_Data supplied_.

───

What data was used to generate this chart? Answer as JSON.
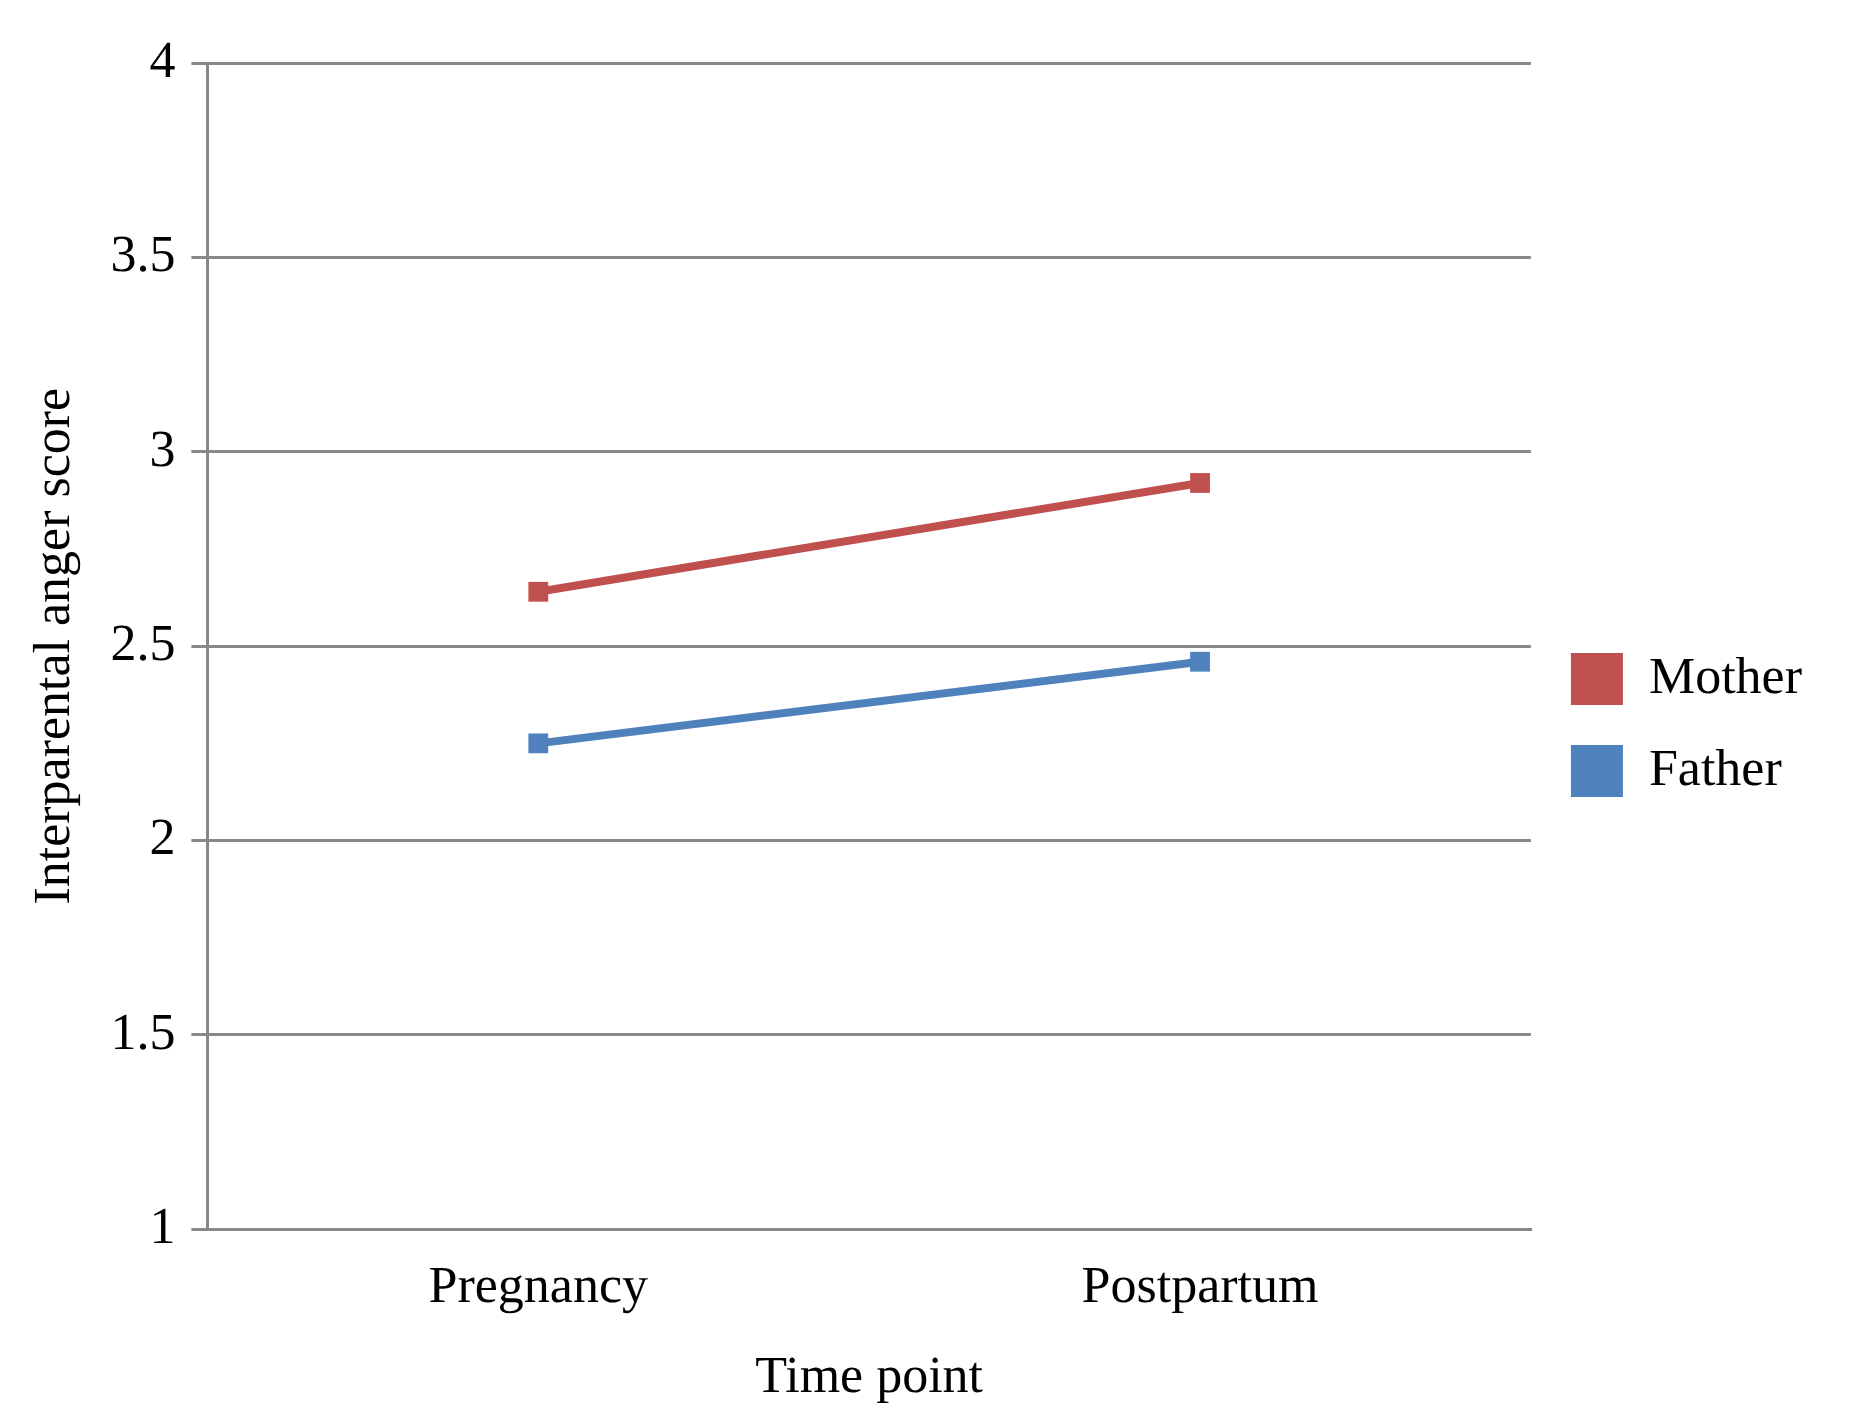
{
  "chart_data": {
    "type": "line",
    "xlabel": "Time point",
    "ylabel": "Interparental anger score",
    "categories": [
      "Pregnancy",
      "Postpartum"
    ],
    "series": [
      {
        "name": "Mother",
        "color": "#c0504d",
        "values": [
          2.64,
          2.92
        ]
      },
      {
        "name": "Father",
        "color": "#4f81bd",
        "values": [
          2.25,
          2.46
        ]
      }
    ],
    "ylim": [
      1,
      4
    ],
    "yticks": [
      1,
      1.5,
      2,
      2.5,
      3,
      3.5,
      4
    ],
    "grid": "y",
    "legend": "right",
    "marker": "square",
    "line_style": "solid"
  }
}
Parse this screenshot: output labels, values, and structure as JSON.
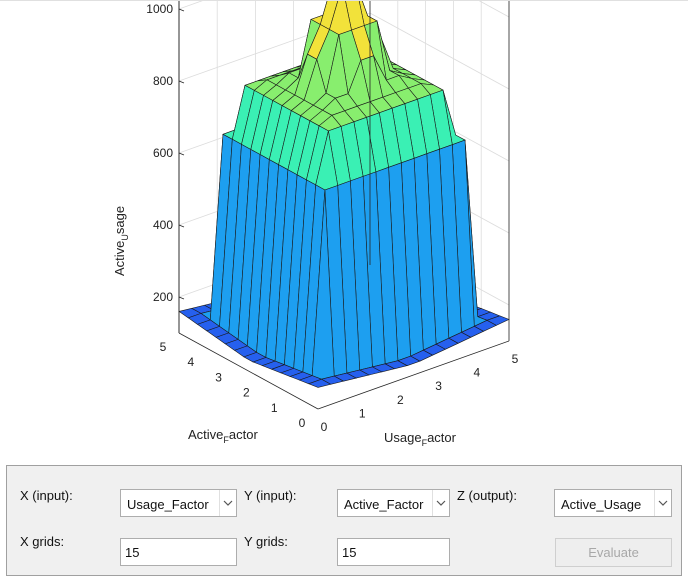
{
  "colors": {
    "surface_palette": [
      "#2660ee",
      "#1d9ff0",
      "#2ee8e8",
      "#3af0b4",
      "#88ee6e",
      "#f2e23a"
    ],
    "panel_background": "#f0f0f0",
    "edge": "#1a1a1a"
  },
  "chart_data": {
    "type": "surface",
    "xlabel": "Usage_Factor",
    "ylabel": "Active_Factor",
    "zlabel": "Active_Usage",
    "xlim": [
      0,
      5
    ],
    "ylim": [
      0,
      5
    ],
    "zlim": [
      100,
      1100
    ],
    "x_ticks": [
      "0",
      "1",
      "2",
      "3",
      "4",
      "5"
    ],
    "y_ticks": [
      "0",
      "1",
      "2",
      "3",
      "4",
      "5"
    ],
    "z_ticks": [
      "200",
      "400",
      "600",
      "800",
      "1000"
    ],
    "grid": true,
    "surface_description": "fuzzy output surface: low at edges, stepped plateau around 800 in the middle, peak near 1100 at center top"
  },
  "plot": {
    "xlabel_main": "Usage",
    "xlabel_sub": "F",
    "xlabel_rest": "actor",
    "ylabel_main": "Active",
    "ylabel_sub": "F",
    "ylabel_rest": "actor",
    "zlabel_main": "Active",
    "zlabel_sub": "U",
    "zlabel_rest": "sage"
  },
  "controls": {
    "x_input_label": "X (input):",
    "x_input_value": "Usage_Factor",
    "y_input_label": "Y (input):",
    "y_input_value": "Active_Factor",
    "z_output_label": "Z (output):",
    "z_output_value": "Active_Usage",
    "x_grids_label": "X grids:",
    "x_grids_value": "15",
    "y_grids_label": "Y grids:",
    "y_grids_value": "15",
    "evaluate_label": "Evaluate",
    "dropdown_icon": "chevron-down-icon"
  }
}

───

Copy the listing in full and without alteration, omitting every picture.

_Exercise solution_.
What data was used to generate this chart? Answer as JSON.
{
  "chart_data": {
    "type": "line",
    "xlabel": "Time point",
    "ylabel": "Interparental anger score",
    "categories": [
      "Pregnancy",
      "Postpartum"
    ],
    "series": [
      {
        "name": "Mother",
        "color": "#c0504d",
        "values": [
          2.64,
          2.92
        ]
      },
      {
        "name": "Father",
        "color": "#4f81bd",
        "values": [
          2.25,
          2.46
        ]
      }
    ],
    "ylim": [
      1,
      4
    ],
    "yticks": [
      1,
      1.5,
      2,
      2.5,
      3,
      3.5,
      4
    ],
    "grid": "y",
    "legend": "right",
    "marker": "square",
    "line_style": "solid"
  }
}
Parse this screenshot: output labels, values, and structure as JSON.
{
  "colors": {
    "surface_palette": [
      "#2660ee",
      "#1d9ff0",
      "#2ee8e8",
      "#3af0b4",
      "#88ee6e",
      "#f2e23a"
    ],
    "panel_background": "#f0f0f0",
    "edge": "#1a1a1a"
  },
  "chart_data": {
    "type": "surface",
    "xlabel": "Usage_Factor",
    "ylabel": "Active_Factor",
    "zlabel": "Active_Usage",
    "xlim": [
      0,
      5
    ],
    "ylim": [
      0,
      5
    ],
    "zlim": [
      100,
      1100
    ],
    "x_ticks": [
      "0",
      "1",
      "2",
      "3",
      "4",
      "5"
    ],
    "y_ticks": [
      "0",
      "1",
      "2",
      "3",
      "4",
      "5"
    ],
    "z_ticks": [
      "200",
      "400",
      "600",
      "800",
      "1000"
    ],
    "grid": true,
    "surface_description": "fuzzy output surface: low at edges, stepped plateau around 800 in the middle, peak near 1100 at center top"
  },
  "plot": {
    "xlabel_main": "Usage",
    "xlabel_sub": "F",
    "xlabel_rest": "actor",
    "ylabel_main": "Active",
    "ylabel_sub": "F",
    "ylabel_rest": "actor",
    "zlabel_main": "Active",
    "zlabel_sub": "U",
    "zlabel_rest": "sage"
  },
  "controls": {
    "x_input_label": "X (input):",
    "x_input_value": "Usage_Factor",
    "y_input_label": "Y (input):",
    "y_input_value": "Active_Factor",
    "z_output_label": "Z (output):",
    "z_output_value": "Active_Usage",
    "x_grids_label": "X grids:",
    "x_grids_value": "15",
    "y_grids_label": "Y grids:",
    "y_grids_value": "15",
    "evaluate_label": "Evaluate",
    "dropdown_icon": "chevron-down-icon"
  }
}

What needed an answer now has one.